#### [What you are asked to do]
An exact copy of every record is the required answer.

(Document page records)
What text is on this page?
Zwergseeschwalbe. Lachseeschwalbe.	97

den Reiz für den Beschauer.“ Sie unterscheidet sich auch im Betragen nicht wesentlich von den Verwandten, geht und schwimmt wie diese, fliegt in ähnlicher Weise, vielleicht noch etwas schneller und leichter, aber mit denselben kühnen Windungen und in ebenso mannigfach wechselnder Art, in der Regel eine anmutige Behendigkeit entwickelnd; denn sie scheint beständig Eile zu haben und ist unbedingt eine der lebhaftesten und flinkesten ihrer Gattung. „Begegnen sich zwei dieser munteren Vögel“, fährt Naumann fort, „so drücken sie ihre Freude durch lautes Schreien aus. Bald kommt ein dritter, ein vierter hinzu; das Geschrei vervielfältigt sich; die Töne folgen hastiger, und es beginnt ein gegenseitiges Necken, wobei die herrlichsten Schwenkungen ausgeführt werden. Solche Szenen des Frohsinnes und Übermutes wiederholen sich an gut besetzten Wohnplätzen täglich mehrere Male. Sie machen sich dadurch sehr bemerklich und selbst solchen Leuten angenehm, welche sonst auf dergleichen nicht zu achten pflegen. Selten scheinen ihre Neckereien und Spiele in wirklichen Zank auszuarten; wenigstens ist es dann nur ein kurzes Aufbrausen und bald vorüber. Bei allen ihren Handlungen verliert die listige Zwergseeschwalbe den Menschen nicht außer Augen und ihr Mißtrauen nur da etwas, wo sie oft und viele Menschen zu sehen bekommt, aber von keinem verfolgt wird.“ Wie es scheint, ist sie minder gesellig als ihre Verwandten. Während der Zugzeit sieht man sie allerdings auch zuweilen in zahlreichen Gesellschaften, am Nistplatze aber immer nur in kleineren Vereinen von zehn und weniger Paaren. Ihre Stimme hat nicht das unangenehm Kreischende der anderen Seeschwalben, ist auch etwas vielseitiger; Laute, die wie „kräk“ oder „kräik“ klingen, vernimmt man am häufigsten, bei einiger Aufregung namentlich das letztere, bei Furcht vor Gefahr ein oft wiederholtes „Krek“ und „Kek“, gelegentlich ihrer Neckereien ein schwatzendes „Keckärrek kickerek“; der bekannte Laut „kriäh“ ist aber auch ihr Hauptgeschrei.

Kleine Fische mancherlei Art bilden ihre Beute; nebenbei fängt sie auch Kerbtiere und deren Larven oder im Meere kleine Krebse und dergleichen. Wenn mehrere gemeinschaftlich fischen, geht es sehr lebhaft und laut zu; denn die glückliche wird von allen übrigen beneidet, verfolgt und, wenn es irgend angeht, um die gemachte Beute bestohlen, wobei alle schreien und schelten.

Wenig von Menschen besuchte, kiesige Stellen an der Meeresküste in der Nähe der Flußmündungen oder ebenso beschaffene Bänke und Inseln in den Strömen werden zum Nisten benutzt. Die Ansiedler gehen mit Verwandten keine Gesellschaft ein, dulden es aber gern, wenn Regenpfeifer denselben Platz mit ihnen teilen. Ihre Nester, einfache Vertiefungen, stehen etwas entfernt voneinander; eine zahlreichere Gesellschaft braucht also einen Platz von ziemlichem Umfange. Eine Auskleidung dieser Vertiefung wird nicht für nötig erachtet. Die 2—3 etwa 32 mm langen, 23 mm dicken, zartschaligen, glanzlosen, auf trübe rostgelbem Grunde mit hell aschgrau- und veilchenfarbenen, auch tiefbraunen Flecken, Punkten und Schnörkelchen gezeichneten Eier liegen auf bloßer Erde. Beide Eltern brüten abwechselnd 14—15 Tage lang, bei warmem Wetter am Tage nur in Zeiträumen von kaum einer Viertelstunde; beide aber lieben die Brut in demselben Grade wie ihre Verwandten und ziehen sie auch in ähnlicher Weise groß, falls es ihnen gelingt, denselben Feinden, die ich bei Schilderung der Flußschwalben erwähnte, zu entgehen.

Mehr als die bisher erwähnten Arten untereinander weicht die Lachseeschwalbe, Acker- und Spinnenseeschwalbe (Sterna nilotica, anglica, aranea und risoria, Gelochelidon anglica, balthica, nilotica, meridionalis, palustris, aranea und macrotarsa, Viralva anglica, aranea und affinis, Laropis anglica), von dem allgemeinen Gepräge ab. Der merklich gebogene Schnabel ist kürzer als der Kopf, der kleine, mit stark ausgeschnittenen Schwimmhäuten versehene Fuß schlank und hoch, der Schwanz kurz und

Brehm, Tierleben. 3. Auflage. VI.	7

#### [Response to the exercise]
What text is on this page?
Zwergseeschwalbe. Lachseeschwalbe.	97

den Reiz für den Beschauer.“ Sie unterscheidet sich auch im Betragen nicht wesentlich von den Verwandten, geht und schwimmt wie diese, fliegt in ähnlicher Weise, vielleicht noch etwas schneller und leichter, aber mit denselben kühnen Windungen und in ebenso mannigfach wechselnder Art, in der Regel eine anmutige Behendigkeit entwickelnd; denn sie scheint beständig Eile zu haben und ist unbedingt eine der lebhaftesten und flinkesten ihrer Gattung. „Begegnen sich zwei dieser munteren Vögel“, fährt Naumann fort, „so drücken sie ihre Freude durch lautes Schreien aus. Bald kommt ein dritter, ein vierter hinzu; das Geschrei vervielfältigt sich; die Töne folgen hastiger, und es beginnt ein gegenseitiges Necken, wobei die herrlichsten Schwenkungen ausgeführt werden. Solche Szenen des Frohsinnes und Übermutes wiederholen sich an gut besetzten Wohnplätzen täglich mehrere Male. Sie machen sich dadurch sehr bemerklich und selbst solchen Leuten angenehm, welche sonst auf dergleichen nicht zu achten pflegen. Selten scheinen ihre Neckereien und Spiele in wirklichen Zank auszuarten; wenigstens ist es dann nur ein kurzes Aufbrausen und bald vorüber. Bei allen ihren Handlungen verliert die listige Zwergseeschwalbe den Menschen nicht außer Augen und ihr Mißtrauen nur da etwas, wo sie oft und viele Menschen zu sehen bekommt, aber von keinem verfolgt wird.“ Wie es scheint, ist sie minder gesellig als ihre Verwandten. Während der Zugzeit sieht man sie allerdings auch zuweilen in zahlreichen Gesellschaften, am Nistplatze aber immer nur in kleineren Vereinen von zehn und weniger Paaren. Ihre Stimme hat nicht das unangenehm Kreischende der anderen Seeschwalben, ist auch etwas vielseitiger; Laute, die wie „kräk“ oder „kräik“ klingen, vernimmt man am häufigsten, bei einiger Aufregung namentlich das letztere, bei Furcht vor Gefahr ein oft wiederholtes „Krek“ und „Kek“, gelegentlich ihrer Neckereien ein schwatzendes „Keckärrek kickerek“; der bekannte Laut „kriäh“ ist aber auch ihr Hauptgeschrei.

Kleine Fische mancherlei Art bilden ihre Beute; nebenbei fängt sie auch Kerbtiere und deren Larven oder im Meere kleine Krebse und dergleichen. Wenn mehrere gemeinschaftlich fischen, geht es sehr lebhaft und laut zu; denn die glückliche wird von allen übrigen beneidet, verfolgt und, wenn es irgend angeht, um die gemachte Beute bestohlen, wobei alle schreien und schelten.

Wenig von Menschen besuchte, kiesige Stellen an der Meeresküste in der Nähe der Flußmündungen oder ebenso beschaffene Bänke und Inseln in den Strömen werden zum Nisten benutzt. Die Ansiedler gehen mit Verwandten keine Gesellschaft ein, dulden es aber gern, wenn Regenpfeifer denselben Platz mit ihnen teilen. Ihre Nester, einfache Vertiefungen, stehen etwas entfernt voneinander; eine zahlreichere Gesellschaft braucht also einen Platz von ziemlichem Umfange. Eine Auskleidung dieser Vertiefung wird nicht für nötig erachtet. Die 2—3 etwa 32 mm langen, 23 mm dicken, zartschaligen, glanzlosen, auf trübe rostgelbem Grunde mit hell aschgrau- und veilchenfarbenen, auch tiefbraunen Flecken, Punkten und Schnörkelchen gezeichneten Eier liegen auf bloßer Erde. Beide Eltern brüten abwechselnd 14—15 Tage lang, bei warmem Wetter am Tage nur in Zeiträumen von kaum einer Viertelstunde; beide aber lieben die Brut in demselben Grade wie ihre Verwandten und ziehen sie auch in ähnlicher Weise groß, falls es ihnen gelingt, denselben Feinden, die ich bei Schilderung der Flußschwalben erwähnte, zu entgehen.

Mehr als die bisher erwähnten Arten untereinander weicht die Lachseeschwalbe, Acker- und Spinnenseeschwalbe (Sterna nilotica, anglica, aranea und risoria, Gelochelidon anglica, balthica, nilotica, meridionalis, palustris, aranea und macrotarsa, Viralva anglica, aranea und affinis, Laropis anglica), von dem allgemeinen Gepräge ab. Der merklich gebogene Schnabel ist kürzer als der Kopf, der kleine, mit stark ausgeschnittenen Schwimmhäuten versehene Fuß schlank und hoch, der Schwanz kurz und

Brehm, Tierleben. 3. Auflage. VI.	7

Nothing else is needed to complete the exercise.